--- Begin ---

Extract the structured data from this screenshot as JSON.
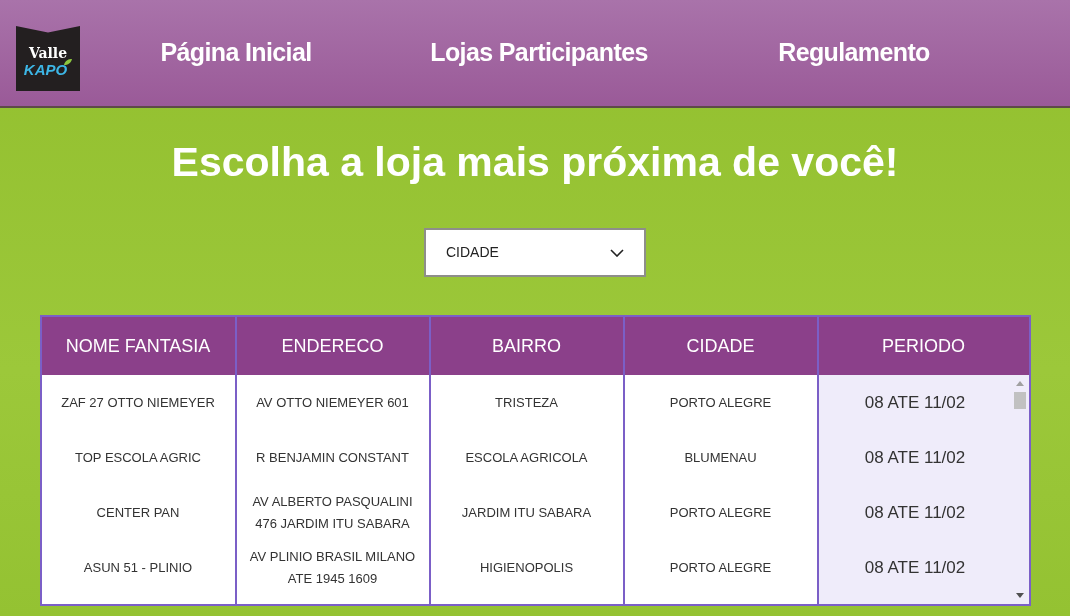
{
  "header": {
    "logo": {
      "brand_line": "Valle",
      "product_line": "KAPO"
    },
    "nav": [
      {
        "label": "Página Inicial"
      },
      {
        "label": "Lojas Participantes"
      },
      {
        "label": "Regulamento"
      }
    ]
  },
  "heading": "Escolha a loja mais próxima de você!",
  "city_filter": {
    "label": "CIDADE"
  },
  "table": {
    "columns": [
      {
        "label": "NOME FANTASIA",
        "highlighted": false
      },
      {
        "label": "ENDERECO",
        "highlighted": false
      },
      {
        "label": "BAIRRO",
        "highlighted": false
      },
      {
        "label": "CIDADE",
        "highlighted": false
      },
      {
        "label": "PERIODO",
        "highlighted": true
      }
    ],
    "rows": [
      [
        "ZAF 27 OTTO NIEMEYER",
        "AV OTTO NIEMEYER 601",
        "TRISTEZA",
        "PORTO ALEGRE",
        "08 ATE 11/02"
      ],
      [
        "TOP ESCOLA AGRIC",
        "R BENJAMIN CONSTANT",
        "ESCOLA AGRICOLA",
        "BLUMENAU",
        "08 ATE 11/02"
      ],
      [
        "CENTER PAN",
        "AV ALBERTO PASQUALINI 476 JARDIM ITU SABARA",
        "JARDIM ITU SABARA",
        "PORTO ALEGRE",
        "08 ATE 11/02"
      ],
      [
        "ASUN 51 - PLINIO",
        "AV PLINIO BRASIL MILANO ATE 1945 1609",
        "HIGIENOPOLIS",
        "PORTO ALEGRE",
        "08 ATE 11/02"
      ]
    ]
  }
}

--- End ---

Pictures are excluded; repeat every record exactly.

Extract the structured data from this screenshot as JSON.
{
  "header": {
    "logo": {
      "brand_line": "Valle",
      "product_line": "KAPO"
    },
    "nav": [
      {
        "label": "Página Inicial"
      },
      {
        "label": "Lojas Participantes"
      },
      {
        "label": "Regulamento"
      }
    ]
  },
  "heading": "Escolha a loja mais próxima de você!",
  "city_filter": {
    "label": "CIDADE"
  },
  "table": {
    "columns": [
      {
        "label": "NOME FANTASIA",
        "highlighted": false
      },
      {
        "label": "ENDERECO",
        "highlighted": false
      },
      {
        "label": "BAIRRO",
        "highlighted": false
      },
      {
        "label": "CIDADE",
        "highlighted": false
      },
      {
        "label": "PERIODO",
        "highlighted": true
      }
    ],
    "rows": [
      [
        "ZAF 27 OTTO NIEMEYER",
        "AV OTTO NIEMEYER 601",
        "TRISTEZA",
        "PORTO ALEGRE",
        "08 ATE 11/02"
      ],
      [
        "TOP ESCOLA AGRIC",
        "R BENJAMIN CONSTANT",
        "ESCOLA AGRICOLA",
        "BLUMENAU",
        "08 ATE 11/02"
      ],
      [
        "CENTER PAN",
        "AV ALBERTO PASQUALINI 476 JARDIM ITU SABARA",
        "JARDIM ITU SABARA",
        "PORTO ALEGRE",
        "08 ATE 11/02"
      ],
      [
        "ASUN 51 - PLINIO",
        "AV PLINIO BRASIL MILANO ATE 1945 1609",
        "HIGIENOPOLIS",
        "PORTO ALEGRE",
        "08 ATE 11/02"
      ]
    ]
  }
}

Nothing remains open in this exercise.